A block of data

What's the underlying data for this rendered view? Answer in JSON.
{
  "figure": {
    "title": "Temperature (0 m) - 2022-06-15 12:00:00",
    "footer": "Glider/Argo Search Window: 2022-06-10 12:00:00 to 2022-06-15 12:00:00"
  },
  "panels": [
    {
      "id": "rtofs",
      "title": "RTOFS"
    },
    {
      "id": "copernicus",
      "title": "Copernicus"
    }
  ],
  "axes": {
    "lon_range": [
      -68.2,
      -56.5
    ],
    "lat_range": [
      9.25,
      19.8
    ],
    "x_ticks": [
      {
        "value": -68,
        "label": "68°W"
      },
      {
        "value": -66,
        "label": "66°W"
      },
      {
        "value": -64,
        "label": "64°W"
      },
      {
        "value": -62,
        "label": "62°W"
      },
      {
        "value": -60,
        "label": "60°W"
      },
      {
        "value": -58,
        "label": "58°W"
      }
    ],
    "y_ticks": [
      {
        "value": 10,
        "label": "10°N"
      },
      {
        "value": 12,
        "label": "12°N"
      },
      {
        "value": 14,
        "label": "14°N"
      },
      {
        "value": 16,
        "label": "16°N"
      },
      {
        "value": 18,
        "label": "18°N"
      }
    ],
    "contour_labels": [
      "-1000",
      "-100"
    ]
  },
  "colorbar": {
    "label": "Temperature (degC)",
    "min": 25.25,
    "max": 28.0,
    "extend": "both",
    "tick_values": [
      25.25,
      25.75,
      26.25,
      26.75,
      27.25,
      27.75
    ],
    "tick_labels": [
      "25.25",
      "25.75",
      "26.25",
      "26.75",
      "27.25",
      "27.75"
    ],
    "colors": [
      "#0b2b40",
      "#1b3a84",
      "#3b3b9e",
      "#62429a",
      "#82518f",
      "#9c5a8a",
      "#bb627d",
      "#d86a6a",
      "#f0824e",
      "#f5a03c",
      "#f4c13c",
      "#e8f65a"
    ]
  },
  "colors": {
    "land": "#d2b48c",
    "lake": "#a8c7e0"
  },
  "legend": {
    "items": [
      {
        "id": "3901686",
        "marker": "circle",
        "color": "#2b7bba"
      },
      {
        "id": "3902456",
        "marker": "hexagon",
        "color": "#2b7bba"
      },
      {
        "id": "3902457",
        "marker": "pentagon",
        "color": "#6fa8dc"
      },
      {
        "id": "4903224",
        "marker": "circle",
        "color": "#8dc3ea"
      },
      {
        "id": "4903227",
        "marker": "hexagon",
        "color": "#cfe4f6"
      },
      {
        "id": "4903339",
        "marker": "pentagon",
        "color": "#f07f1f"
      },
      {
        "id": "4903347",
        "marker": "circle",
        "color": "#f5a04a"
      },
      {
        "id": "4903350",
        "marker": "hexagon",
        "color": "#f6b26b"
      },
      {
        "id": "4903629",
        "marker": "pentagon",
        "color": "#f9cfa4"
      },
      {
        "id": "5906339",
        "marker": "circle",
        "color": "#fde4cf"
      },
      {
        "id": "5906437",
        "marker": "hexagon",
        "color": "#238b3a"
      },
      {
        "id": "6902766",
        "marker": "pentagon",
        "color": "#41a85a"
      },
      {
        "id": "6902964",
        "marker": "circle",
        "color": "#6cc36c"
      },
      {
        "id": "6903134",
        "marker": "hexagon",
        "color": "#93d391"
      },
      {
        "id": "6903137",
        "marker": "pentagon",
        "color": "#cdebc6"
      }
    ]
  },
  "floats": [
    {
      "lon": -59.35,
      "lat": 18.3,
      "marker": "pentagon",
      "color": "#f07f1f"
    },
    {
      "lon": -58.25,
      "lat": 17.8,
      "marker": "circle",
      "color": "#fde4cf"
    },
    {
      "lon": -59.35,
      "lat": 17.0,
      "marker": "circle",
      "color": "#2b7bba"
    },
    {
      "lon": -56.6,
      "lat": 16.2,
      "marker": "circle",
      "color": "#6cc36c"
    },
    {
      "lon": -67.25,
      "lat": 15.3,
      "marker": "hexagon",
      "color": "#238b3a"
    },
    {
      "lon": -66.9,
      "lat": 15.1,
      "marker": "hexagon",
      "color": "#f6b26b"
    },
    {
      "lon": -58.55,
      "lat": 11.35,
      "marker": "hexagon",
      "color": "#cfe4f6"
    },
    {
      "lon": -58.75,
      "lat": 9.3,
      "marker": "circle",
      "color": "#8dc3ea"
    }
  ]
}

Job
Extract each line from the listing above, please, and repeat it exactly.

Response to the exercise
What's the underlying data for this rendered view? Answer in JSON.
{
  "figure": {
    "title": "Temperature (0 m) - 2022-06-15 12:00:00",
    "footer": "Glider/Argo Search Window: 2022-06-10 12:00:00 to 2022-06-15 12:00:00"
  },
  "panels": [
    {
      "id": "rtofs",
      "title": "RTOFS"
    },
    {
      "id": "copernicus",
      "title": "Copernicus"
    }
  ],
  "axes": {
    "lon_range": [
      -68.2,
      -56.5
    ],
    "lat_range": [
      9.25,
      19.8
    ],
    "x_ticks": [
      {
        "value": -68,
        "label": "68°W"
      },
      {
        "value": -66,
        "label": "66°W"
      },
      {
        "value": -64,
        "label": "64°W"
      },
      {
        "value": -62,
        "label": "62°W"
      },
      {
        "value": -60,
        "label": "60°W"
      },
      {
        "value": -58,
        "label": "58°W"
      }
    ],
    "y_ticks": [
      {
        "value": 10,
        "label": "10°N"
      },
      {
        "value": 12,
        "label": "12°N"
      },
      {
        "value": 14,
        "label": "14°N"
      },
      {
        "value": 16,
        "label": "16°N"
      },
      {
        "value": 18,
        "label": "18°N"
      }
    ],
    "contour_labels": [
      "-1000",
      "-100"
    ]
  },
  "colorbar": {
    "label": "Temperature (degC)",
    "min": 25.25,
    "max": 28.0,
    "extend": "both",
    "tick_values": [
      25.25,
      25.75,
      26.25,
      26.75,
      27.25,
      27.75
    ],
    "tick_labels": [
      "25.25",
      "25.75",
      "26.25",
      "26.75",
      "27.25",
      "27.75"
    ],
    "colors": [
      "#0b2b40",
      "#1b3a84",
      "#3b3b9e",
      "#62429a",
      "#82518f",
      "#9c5a8a",
      "#bb627d",
      "#d86a6a",
      "#f0824e",
      "#f5a03c",
      "#f4c13c",
      "#e8f65a"
    ]
  },
  "colors": {
    "land": "#d2b48c",
    "lake": "#a8c7e0"
  },
  "legend": {
    "items": [
      {
        "id": "3901686",
        "marker": "circle",
        "color": "#2b7bba"
      },
      {
        "id": "3902456",
        "marker": "hexagon",
        "color": "#2b7bba"
      },
      {
        "id": "3902457",
        "marker": "pentagon",
        "color": "#6fa8dc"
      },
      {
        "id": "4903224",
        "marker": "circle",
        "color": "#8dc3ea"
      },
      {
        "id": "4903227",
        "marker": "hexagon",
        "color": "#cfe4f6"
      },
      {
        "id": "4903339",
        "marker": "pentagon",
        "color": "#f07f1f"
      },
      {
        "id": "4903347",
        "marker": "circle",
        "color": "#f5a04a"
      },
      {
        "id": "4903350",
        "marker": "hexagon",
        "color": "#f6b26b"
      },
      {
        "id": "4903629",
        "marker": "pentagon",
        "color": "#f9cfa4"
      },
      {
        "id": "5906339",
        "marker": "circle",
        "color": "#fde4cf"
      },
      {
        "id": "5906437",
        "marker": "hexagon",
        "color": "#238b3a"
      },
      {
        "id": "6902766",
        "marker": "pentagon",
        "color": "#41a85a"
      },
      {
        "id": "6902964",
        "marker": "circle",
        "color": "#6cc36c"
      },
      {
        "id": "6903134",
        "marker": "hexagon",
        "color": "#93d391"
      },
      {
        "id": "6903137",
        "marker": "pentagon",
        "color": "#cdebc6"
      }
    ]
  },
  "floats": [
    {
      "lon": -59.35,
      "lat": 18.3,
      "marker": "pentagon",
      "color": "#f07f1f"
    },
    {
      "lon": -58.25,
      "lat": 17.8,
      "marker": "circle",
      "color": "#fde4cf"
    },
    {
      "lon": -59.35,
      "lat": 17.0,
      "marker": "circle",
      "color": "#2b7bba"
    },
    {
      "lon": -56.6,
      "lat": 16.2,
      "marker": "circle",
      "color": "#6cc36c"
    },
    {
      "lon": -67.25,
      "lat": 15.3,
      "marker": "hexagon",
      "color": "#238b3a"
    },
    {
      "lon": -66.9,
      "lat": 15.1,
      "marker": "hexagon",
      "color": "#f6b26b"
    },
    {
      "lon": -58.55,
      "lat": 11.35,
      "marker": "hexagon",
      "color": "#cfe4f6"
    },
    {
      "lon": -58.75,
      "lat": 9.3,
      "marker": "circle",
      "color": "#8dc3ea"
    }
  ]
}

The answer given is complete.